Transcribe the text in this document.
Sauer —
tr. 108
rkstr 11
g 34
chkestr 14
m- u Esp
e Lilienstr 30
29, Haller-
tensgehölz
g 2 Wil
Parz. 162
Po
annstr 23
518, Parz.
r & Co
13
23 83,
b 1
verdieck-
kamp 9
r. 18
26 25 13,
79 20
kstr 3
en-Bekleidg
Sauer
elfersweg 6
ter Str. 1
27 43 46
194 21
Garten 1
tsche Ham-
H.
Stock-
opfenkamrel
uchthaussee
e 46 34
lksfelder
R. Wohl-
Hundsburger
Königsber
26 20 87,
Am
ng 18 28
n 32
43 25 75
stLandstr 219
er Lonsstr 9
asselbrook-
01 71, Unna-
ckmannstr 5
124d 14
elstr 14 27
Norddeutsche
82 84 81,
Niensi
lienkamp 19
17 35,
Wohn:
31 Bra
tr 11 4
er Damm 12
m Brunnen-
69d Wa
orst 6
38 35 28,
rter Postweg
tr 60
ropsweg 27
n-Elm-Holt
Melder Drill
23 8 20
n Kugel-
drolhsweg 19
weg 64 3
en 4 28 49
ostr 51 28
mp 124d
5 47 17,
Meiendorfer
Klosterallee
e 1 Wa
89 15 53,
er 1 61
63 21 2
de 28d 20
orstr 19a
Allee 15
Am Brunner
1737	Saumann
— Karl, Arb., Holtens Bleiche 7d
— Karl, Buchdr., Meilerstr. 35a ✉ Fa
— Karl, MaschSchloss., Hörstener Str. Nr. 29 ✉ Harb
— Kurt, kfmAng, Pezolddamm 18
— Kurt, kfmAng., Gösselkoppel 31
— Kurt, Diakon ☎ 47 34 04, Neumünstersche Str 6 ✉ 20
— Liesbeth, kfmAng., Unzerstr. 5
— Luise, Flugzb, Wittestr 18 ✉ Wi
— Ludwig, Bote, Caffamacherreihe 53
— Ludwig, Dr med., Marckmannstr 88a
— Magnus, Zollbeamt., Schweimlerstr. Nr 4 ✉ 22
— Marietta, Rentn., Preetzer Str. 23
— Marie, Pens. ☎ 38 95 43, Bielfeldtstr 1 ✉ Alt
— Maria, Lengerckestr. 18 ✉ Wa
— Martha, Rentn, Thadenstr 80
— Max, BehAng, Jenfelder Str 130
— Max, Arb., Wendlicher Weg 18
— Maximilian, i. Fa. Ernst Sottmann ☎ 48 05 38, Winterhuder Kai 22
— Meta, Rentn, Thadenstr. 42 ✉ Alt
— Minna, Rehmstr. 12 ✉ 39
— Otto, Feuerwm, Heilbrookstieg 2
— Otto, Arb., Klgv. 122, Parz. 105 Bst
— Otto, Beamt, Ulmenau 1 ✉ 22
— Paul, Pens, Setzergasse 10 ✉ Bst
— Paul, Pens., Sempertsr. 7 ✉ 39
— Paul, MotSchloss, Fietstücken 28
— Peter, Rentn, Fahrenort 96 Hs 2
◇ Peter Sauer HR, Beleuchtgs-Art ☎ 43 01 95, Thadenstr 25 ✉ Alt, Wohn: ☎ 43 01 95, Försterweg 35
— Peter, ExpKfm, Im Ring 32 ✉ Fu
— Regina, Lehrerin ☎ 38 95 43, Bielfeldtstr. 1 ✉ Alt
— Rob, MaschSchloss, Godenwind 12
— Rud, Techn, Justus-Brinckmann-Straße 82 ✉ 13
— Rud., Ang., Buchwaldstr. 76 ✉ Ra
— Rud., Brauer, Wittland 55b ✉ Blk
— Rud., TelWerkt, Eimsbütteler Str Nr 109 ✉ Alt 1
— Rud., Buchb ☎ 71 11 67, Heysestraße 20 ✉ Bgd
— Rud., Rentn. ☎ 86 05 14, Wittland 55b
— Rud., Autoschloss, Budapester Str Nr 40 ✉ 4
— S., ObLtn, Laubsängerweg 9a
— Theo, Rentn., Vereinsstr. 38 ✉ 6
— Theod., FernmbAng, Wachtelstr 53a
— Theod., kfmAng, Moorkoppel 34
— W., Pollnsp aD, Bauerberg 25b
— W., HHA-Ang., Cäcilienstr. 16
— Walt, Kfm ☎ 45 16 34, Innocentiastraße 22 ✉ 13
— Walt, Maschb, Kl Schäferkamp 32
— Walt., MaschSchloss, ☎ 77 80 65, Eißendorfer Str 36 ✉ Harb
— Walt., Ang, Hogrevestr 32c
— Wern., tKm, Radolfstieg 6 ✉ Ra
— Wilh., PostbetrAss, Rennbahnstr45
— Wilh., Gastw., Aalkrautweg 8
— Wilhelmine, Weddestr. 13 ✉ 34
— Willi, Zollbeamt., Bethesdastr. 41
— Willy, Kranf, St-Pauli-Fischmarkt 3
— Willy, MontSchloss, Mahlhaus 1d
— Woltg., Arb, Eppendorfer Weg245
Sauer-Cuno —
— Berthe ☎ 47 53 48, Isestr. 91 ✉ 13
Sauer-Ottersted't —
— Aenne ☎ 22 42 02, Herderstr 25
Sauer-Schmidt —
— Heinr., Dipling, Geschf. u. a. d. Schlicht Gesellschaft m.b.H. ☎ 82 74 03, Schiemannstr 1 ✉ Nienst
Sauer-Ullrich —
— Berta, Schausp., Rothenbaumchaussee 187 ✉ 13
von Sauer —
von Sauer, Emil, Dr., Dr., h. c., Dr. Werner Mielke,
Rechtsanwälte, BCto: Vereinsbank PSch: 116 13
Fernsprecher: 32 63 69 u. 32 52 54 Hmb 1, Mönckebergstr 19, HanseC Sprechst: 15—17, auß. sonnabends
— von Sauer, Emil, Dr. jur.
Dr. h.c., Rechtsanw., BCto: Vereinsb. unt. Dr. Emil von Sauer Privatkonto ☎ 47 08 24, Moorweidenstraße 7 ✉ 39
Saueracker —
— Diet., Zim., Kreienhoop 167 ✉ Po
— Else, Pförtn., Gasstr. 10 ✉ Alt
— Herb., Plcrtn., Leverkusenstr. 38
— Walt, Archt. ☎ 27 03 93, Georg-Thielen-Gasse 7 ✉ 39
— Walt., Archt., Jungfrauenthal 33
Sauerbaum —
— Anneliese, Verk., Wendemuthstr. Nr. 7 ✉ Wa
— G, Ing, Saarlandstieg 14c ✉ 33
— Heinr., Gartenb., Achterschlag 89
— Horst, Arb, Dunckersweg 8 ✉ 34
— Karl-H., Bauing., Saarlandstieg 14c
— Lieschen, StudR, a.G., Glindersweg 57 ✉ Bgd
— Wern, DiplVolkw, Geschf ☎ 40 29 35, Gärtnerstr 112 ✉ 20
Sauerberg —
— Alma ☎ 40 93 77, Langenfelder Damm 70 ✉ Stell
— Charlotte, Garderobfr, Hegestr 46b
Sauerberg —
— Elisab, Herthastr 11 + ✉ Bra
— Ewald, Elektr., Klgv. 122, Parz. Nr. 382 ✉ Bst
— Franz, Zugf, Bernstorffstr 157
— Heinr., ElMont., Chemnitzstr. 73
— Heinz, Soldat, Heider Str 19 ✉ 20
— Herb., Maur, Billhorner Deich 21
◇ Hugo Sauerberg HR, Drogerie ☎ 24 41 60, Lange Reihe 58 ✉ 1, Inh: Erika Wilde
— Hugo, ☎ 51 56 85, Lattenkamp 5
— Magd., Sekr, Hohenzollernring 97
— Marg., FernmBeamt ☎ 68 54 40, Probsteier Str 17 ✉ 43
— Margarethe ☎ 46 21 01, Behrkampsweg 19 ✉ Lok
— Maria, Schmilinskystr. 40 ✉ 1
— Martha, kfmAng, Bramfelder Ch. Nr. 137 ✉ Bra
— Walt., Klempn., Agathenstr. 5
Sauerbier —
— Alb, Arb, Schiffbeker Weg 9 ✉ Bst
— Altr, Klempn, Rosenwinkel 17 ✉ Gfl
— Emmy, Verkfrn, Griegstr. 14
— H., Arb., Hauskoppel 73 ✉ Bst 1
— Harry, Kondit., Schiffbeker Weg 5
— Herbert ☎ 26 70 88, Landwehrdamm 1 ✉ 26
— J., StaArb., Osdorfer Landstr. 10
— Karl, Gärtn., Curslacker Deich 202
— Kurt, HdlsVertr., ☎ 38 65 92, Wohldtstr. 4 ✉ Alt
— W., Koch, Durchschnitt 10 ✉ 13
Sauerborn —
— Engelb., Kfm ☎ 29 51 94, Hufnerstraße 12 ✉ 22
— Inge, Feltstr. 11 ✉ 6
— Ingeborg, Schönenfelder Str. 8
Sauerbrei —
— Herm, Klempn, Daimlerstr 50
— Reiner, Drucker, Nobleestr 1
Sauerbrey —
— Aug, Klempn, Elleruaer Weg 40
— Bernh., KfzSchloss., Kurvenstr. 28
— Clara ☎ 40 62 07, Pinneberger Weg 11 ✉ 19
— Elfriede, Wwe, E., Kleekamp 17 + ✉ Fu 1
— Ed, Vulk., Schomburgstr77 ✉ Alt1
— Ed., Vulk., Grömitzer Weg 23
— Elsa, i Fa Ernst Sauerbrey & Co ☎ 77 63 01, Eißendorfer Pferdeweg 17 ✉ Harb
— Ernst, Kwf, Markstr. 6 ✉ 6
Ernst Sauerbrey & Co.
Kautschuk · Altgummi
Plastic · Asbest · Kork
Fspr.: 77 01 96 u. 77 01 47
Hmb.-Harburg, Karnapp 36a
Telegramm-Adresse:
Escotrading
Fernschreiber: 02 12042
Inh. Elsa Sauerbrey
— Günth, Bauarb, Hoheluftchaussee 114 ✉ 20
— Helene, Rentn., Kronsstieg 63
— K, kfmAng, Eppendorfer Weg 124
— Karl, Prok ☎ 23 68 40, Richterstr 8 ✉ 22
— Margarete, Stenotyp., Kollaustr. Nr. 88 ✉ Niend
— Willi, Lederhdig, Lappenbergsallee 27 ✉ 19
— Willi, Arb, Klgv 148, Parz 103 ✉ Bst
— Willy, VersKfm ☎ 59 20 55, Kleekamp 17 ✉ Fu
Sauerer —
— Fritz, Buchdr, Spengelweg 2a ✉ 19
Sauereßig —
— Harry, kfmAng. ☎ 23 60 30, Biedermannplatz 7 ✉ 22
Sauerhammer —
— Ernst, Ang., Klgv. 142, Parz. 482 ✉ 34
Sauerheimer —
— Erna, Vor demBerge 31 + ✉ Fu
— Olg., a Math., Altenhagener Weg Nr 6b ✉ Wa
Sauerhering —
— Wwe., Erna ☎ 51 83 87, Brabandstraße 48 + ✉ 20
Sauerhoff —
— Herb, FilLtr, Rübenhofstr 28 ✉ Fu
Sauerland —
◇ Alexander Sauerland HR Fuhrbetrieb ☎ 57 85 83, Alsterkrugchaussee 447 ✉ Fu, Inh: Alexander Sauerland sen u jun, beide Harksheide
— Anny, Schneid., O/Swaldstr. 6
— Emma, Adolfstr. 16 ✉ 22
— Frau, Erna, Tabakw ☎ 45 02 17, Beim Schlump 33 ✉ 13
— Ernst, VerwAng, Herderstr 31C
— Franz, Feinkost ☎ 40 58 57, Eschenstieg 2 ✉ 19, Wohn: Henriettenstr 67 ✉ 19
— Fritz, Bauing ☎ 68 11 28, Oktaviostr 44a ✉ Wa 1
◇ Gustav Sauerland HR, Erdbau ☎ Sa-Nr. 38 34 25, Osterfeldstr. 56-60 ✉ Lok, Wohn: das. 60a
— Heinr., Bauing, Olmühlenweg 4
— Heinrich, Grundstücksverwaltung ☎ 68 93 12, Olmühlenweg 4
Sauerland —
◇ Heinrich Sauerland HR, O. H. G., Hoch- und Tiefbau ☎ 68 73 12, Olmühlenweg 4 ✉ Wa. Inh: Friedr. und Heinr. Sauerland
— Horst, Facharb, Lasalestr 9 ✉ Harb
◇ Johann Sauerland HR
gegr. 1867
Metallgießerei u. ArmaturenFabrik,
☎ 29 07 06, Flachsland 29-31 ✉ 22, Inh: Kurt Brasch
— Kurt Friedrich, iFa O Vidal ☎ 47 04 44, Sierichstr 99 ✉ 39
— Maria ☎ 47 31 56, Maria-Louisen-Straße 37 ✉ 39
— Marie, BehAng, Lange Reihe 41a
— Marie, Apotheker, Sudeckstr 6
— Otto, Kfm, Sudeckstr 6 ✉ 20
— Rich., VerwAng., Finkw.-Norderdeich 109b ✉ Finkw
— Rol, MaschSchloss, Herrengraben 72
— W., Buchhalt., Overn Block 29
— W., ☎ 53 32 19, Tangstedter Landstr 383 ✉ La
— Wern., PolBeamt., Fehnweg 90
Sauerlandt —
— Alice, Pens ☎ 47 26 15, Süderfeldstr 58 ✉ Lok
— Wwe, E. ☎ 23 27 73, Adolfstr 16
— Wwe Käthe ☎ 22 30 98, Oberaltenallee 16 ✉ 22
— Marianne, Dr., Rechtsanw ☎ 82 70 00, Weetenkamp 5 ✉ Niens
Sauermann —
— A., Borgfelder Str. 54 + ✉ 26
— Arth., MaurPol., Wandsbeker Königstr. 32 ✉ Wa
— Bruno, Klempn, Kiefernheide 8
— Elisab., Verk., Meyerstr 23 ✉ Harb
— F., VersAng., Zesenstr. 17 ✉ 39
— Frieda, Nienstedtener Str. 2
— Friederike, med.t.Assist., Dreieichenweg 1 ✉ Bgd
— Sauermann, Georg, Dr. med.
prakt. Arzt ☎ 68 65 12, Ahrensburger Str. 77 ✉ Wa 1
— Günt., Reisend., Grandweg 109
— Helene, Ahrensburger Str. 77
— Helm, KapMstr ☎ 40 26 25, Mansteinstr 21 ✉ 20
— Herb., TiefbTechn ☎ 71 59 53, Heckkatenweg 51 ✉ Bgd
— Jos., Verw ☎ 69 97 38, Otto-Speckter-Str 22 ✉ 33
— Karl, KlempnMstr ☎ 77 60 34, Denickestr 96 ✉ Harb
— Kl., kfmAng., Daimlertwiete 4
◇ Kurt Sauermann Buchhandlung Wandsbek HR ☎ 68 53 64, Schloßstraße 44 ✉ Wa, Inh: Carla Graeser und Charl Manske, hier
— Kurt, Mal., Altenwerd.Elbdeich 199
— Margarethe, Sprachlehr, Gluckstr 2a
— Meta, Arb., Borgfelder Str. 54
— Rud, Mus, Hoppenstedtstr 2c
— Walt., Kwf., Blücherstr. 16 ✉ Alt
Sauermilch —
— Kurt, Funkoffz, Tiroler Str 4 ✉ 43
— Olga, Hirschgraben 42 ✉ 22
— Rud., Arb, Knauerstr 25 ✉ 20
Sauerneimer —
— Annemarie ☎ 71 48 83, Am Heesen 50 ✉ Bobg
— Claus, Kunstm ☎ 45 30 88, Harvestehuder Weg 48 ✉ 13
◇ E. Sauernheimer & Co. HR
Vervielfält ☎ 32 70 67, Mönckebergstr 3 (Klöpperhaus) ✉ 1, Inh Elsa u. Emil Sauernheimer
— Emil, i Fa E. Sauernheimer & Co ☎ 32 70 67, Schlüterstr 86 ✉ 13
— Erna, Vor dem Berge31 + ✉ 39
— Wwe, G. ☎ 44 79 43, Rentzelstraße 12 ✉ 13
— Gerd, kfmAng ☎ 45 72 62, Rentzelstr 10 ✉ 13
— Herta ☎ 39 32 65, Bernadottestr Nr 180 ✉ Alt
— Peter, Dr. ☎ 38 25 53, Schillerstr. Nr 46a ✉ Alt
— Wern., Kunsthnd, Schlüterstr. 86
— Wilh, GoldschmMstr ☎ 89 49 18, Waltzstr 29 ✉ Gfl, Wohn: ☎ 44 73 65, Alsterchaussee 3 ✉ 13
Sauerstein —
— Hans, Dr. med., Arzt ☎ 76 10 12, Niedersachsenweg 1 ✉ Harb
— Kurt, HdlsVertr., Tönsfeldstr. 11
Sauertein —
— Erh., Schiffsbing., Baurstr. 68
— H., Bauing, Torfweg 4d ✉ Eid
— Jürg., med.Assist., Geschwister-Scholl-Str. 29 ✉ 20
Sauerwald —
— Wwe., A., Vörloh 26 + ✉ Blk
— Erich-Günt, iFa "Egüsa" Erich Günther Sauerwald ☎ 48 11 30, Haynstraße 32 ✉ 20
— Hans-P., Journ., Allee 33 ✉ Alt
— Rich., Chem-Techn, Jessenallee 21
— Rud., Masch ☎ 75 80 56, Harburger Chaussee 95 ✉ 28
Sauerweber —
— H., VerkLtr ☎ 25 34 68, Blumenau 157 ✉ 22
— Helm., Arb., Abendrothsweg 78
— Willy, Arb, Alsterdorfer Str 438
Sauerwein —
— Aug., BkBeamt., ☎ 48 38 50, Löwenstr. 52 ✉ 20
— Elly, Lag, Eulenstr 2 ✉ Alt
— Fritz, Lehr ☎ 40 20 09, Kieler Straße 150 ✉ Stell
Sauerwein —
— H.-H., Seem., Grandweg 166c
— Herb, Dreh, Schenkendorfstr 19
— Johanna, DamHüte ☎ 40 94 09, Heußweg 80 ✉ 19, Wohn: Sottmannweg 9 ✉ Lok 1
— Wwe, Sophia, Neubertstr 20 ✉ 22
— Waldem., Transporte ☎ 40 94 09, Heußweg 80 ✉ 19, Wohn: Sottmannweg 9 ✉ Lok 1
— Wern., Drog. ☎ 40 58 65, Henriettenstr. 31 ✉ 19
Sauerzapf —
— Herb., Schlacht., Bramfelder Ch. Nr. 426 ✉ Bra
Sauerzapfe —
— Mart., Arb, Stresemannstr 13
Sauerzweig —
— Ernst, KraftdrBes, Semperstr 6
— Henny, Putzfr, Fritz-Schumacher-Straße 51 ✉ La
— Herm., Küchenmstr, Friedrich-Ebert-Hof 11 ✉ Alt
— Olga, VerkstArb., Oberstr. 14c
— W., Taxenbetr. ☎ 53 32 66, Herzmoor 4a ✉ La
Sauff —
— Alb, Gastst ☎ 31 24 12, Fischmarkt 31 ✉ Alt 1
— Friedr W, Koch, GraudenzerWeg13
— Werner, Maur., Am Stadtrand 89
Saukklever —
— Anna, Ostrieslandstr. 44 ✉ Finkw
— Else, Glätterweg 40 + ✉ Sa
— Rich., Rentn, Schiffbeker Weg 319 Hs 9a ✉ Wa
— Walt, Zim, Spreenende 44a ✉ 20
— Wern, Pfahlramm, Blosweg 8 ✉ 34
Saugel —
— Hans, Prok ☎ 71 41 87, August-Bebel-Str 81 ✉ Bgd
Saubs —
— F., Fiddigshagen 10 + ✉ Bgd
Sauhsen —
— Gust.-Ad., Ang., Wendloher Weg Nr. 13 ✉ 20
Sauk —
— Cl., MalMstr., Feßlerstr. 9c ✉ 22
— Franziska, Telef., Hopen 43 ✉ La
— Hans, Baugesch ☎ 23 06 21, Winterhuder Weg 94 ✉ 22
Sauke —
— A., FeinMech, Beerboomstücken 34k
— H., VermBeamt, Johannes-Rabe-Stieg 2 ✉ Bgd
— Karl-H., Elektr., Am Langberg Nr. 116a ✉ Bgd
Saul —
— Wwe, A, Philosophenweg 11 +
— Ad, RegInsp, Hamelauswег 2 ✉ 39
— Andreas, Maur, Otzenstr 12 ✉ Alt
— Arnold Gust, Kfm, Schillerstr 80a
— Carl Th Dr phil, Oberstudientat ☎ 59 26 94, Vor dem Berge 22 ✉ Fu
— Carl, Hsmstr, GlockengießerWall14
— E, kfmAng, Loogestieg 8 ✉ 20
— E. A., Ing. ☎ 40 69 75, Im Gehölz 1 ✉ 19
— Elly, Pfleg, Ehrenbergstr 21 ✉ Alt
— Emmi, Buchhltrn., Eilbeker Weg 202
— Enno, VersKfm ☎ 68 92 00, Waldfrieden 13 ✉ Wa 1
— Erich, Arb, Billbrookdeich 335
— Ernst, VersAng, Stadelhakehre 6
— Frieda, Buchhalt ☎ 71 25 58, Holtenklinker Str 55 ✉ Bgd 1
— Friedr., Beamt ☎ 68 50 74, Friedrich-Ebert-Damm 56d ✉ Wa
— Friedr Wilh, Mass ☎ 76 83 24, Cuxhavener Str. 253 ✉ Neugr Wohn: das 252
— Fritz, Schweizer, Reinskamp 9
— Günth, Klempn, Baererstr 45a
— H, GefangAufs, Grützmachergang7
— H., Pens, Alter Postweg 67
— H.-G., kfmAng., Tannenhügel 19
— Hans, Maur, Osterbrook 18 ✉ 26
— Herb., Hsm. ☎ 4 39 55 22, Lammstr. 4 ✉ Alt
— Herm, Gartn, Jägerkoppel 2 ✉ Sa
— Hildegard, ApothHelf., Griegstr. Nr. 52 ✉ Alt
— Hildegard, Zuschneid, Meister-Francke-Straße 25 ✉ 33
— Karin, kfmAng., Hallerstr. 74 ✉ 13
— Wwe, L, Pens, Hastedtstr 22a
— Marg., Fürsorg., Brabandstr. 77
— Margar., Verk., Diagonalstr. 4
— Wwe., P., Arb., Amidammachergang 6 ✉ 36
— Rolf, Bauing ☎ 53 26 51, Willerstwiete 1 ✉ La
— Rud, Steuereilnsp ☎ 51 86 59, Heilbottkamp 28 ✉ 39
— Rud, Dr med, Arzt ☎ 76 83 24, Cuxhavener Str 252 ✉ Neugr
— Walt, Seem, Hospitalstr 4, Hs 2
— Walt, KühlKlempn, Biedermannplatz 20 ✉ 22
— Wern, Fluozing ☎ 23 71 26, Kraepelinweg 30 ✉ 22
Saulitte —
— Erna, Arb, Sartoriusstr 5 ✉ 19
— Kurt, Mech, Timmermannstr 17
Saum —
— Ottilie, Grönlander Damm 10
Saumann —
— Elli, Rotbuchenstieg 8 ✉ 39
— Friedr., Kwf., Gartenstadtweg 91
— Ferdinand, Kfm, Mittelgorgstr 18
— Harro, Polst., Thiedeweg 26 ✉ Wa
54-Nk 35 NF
^^^^^^^^
## Do this
Give the number of lines in the listing above that hold the string "Peter", with nothing else.

## Worked answer
4